EXCERPTED RECORDS =>
┄┄┄┄┄┄
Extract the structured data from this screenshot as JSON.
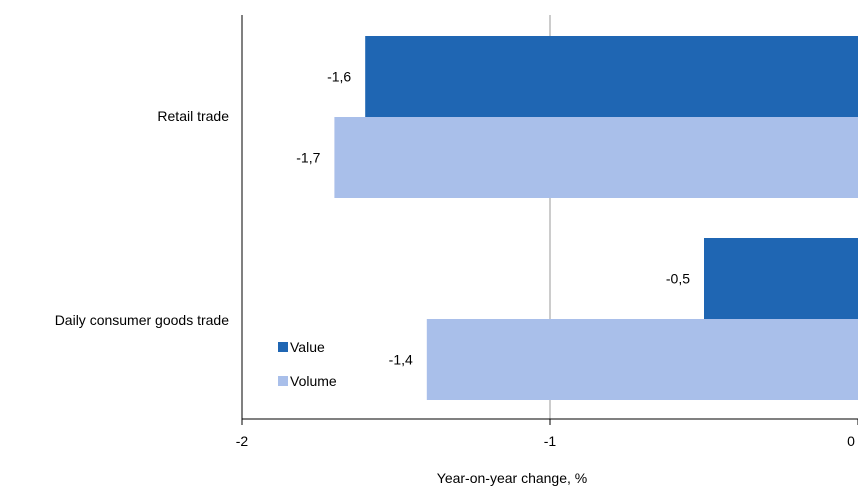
{
  "chart_data": {
    "type": "bar",
    "orientation": "horizontal",
    "categories": [
      "Retail trade",
      "Daily consumer goods trade"
    ],
    "series": [
      {
        "name": "Value",
        "values": [
          -1.6,
          -0.5
        ],
        "labels": [
          "-1,6",
          "-0,5"
        ],
        "color": "#1f66b3"
      },
      {
        "name": "Volume",
        "values": [
          -1.7,
          -1.4
        ],
        "labels": [
          "-1,7",
          "-1,4"
        ],
        "color": "#a9bfea"
      }
    ],
    "xlabel": "Year-on-year change, %",
    "xlim": [
      -2,
      0
    ],
    "xticks": [
      -2,
      -1,
      0
    ],
    "xtick_labels": [
      "-2",
      "-1",
      "0"
    ],
    "grid": "vertical",
    "legend_position": "bottom-left inside plot"
  }
}
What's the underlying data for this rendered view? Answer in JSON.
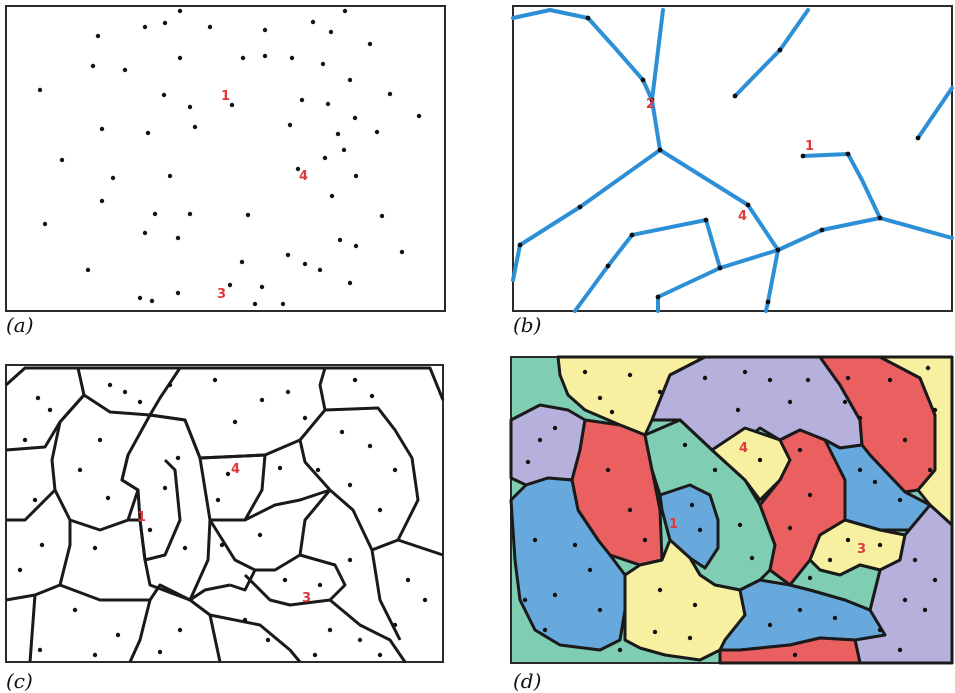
{
  "captions": {
    "a": "(a)",
    "b": "(b)",
    "c": "(c)",
    "d": "(d)"
  },
  "markers": {
    "one": "1",
    "two": "2",
    "three": "3",
    "four": "4"
  },
  "colors": {
    "points": "#111111",
    "markers": "#e0393c",
    "edges": "#2d8fd6",
    "region_teal": "#7fcdb3",
    "region_yellow": "#f6f0a0",
    "region_purple": "#b5b0dc",
    "region_red": "#ea5f5f",
    "region_blue": "#68a9dd"
  }
}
┄┄┄┄┄┄
SET PROBLEM => Retype the whole listing exactly and leave the pictures out.

EXERCISE SOLUTION =>
Extract the structured data from this screenshot as JSON.
{
  "chart_data": {
    "type": "bar",
    "orientation": "horizontal",
    "categories": [
      "Retail trade",
      "Daily consumer goods trade"
    ],
    "series": [
      {
        "name": "Value",
        "values": [
          -1.6,
          -0.5
        ],
        "labels": [
          "-1,6",
          "-0,5"
        ],
        "color": "#1f66b3"
      },
      {
        "name": "Volume",
        "values": [
          -1.7,
          -1.4
        ],
        "labels": [
          "-1,7",
          "-1,4"
        ],
        "color": "#a9bfea"
      }
    ],
    "xlabel": "Year-on-year change, %",
    "xlim": [
      -2,
      0
    ],
    "xticks": [
      -2,
      -1,
      0
    ],
    "xtick_labels": [
      "-2",
      "-1",
      "0"
    ],
    "grid": "vertical",
    "legend_position": "bottom-left inside plot"
  }
}
What's the underlying data for this rendered view? Answer in JSON.
{
  "captions": {
    "a": "(a)",
    "b": "(b)",
    "c": "(c)",
    "d": "(d)"
  },
  "markers": {
    "one": "1",
    "two": "2",
    "three": "3",
    "four": "4"
  },
  "colors": {
    "points": "#111111",
    "markers": "#e0393c",
    "edges": "#2d8fd6",
    "region_teal": "#7fcdb3",
    "region_yellow": "#f6f0a0",
    "region_purple": "#b5b0dc",
    "region_red": "#ea5f5f",
    "region_blue": "#68a9dd"
  }
}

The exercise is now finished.